-- BEGIN --

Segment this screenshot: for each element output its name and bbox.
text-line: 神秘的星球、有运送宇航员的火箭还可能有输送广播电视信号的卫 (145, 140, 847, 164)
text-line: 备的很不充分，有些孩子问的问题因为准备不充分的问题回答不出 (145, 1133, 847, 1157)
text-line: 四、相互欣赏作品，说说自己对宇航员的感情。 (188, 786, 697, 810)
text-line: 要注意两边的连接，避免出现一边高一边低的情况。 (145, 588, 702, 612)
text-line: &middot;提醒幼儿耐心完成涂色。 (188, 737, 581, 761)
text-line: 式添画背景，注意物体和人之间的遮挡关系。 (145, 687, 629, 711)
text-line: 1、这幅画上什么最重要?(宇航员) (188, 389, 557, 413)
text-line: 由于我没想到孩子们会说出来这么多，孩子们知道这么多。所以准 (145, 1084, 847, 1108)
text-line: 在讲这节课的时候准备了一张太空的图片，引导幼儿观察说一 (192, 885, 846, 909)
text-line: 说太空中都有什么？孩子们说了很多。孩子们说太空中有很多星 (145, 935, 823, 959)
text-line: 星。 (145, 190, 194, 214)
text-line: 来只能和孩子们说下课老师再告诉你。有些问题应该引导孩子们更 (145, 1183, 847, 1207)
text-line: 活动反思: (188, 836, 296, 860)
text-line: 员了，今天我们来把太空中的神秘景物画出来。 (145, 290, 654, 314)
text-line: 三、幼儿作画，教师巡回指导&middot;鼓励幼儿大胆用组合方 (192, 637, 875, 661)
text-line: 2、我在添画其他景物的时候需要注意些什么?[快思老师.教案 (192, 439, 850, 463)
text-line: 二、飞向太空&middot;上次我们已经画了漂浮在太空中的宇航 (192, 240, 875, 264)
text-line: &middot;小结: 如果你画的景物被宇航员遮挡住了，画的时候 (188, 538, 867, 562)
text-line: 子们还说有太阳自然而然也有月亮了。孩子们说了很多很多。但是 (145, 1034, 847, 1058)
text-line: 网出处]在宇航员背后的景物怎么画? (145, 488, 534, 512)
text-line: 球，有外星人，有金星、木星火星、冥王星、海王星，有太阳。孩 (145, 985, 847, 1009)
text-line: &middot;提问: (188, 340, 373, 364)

-- END --

TASK DETAILS:
Output the lines above as a numbered list, omitting any blank lines.

THE RESPONSE:
1. Segment this screenshot: for each element output its name and bbox.
2. text-line: 神秘的星球、有运送宇航员的火箭还可能有输送广播电视信号的卫 (145, 140, 847, 164)
3. text-line: 备的很不充分，有些孩子问的问题因为准备不充分的问题回答不出 (145, 1133, 847, 1157)
4. text-line: 四、相互欣赏作品，说说自己对宇航员的感情。 (188, 786, 697, 810)
5. text-line: 要注意两边的连接，避免出现一边高一边低的情况。 (145, 588, 702, 612)
6. text-line: &middot;提醒幼儿耐心完成涂色。 (188, 737, 581, 761)
7. text-line: 式添画背景，注意物体和人之间的遮挡关系。 (145, 687, 629, 711)
8. text-line: 1、这幅画上什么最重要?(宇航员) (188, 389, 557, 413)
9. text-line: 由于我没想到孩子们会说出来这么多，孩子们知道这么多。所以准 (145, 1084, 847, 1108)
10. text-line: 在讲这节课的时候准备了一张太空的图片，引导幼儿观察说一 (192, 885, 846, 909)
11. text-line: 说太空中都有什么？孩子们说了很多。孩子们说太空中有很多星 (145, 935, 823, 959)
12. text-line: 星。 (145, 190, 194, 214)
13. text-line: 来只能和孩子们说下课老师再告诉你。有些问题应该引导孩子们更 (145, 1183, 847, 1207)
14. text-line: 活动反思: (188, 836, 296, 860)
15. text-line: 员了，今天我们来把太空中的神秘景物画出来。 (145, 290, 654, 314)
16. text-line: 三、幼儿作画，教师巡回指导&middot;鼓励幼儿大胆用组合方 (192, 637, 875, 661)
17. text-line: 2、我在添画其他景物的时候需要注意些什么?[快思老师.教案 (192, 439, 850, 463)
18. text-line: 二、飞向太空&middot;上次我们已经画了漂浮在太空中的宇航 (192, 240, 875, 264)
19. text-line: &middot;小结: 如果你画的景物被宇航员遮挡住了，画的时候 (188, 538, 867, 562)
20. text-line: 子们还说有太阳自然而然也有月亮了。孩子们说了很多很多。但是 (145, 1034, 847, 1058)
21. text-line: 网出处]在宇航员背后的景物怎么画? (145, 488, 534, 512)
22. text-line: 球，有外星人，有金星、木星火星、冥王星、海王星，有太阳。孩 (145, 985, 847, 1009)
23. text-line: &middot;提问: (188, 340, 373, 364)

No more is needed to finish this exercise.